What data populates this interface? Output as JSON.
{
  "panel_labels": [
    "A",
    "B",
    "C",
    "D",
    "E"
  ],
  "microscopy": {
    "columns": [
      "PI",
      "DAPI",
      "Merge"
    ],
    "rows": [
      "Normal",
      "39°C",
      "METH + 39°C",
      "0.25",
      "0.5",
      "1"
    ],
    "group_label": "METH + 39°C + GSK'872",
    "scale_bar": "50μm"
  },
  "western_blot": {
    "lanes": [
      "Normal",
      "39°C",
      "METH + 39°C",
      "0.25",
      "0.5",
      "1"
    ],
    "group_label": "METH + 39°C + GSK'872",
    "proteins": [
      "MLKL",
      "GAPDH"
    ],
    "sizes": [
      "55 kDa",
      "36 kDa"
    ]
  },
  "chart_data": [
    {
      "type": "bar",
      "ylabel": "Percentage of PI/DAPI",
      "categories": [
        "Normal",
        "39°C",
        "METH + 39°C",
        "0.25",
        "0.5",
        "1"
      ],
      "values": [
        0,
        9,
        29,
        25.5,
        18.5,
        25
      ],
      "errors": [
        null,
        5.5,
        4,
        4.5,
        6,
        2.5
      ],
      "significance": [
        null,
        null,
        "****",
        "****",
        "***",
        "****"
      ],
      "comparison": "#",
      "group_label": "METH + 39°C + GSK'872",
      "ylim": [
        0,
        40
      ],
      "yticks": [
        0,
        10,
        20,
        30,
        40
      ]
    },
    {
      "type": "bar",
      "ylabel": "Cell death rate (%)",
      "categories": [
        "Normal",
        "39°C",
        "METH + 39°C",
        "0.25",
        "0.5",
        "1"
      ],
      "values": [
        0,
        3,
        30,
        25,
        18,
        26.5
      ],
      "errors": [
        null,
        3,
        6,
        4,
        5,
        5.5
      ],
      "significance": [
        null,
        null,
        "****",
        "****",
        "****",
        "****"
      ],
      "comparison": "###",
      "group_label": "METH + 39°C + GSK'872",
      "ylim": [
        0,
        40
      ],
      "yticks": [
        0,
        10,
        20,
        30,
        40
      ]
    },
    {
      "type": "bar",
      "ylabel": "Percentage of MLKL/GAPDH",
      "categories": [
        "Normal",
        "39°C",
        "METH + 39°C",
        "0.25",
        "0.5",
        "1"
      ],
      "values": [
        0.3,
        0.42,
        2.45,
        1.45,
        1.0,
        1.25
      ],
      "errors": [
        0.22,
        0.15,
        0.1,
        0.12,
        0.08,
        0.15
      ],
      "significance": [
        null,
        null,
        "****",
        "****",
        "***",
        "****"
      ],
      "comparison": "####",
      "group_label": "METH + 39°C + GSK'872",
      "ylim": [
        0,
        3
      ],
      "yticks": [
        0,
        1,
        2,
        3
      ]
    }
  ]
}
+===+
> Task requirements
Report the number of lines above that hold "Percentage", and leave out everything else.

> Answer to this exercise
2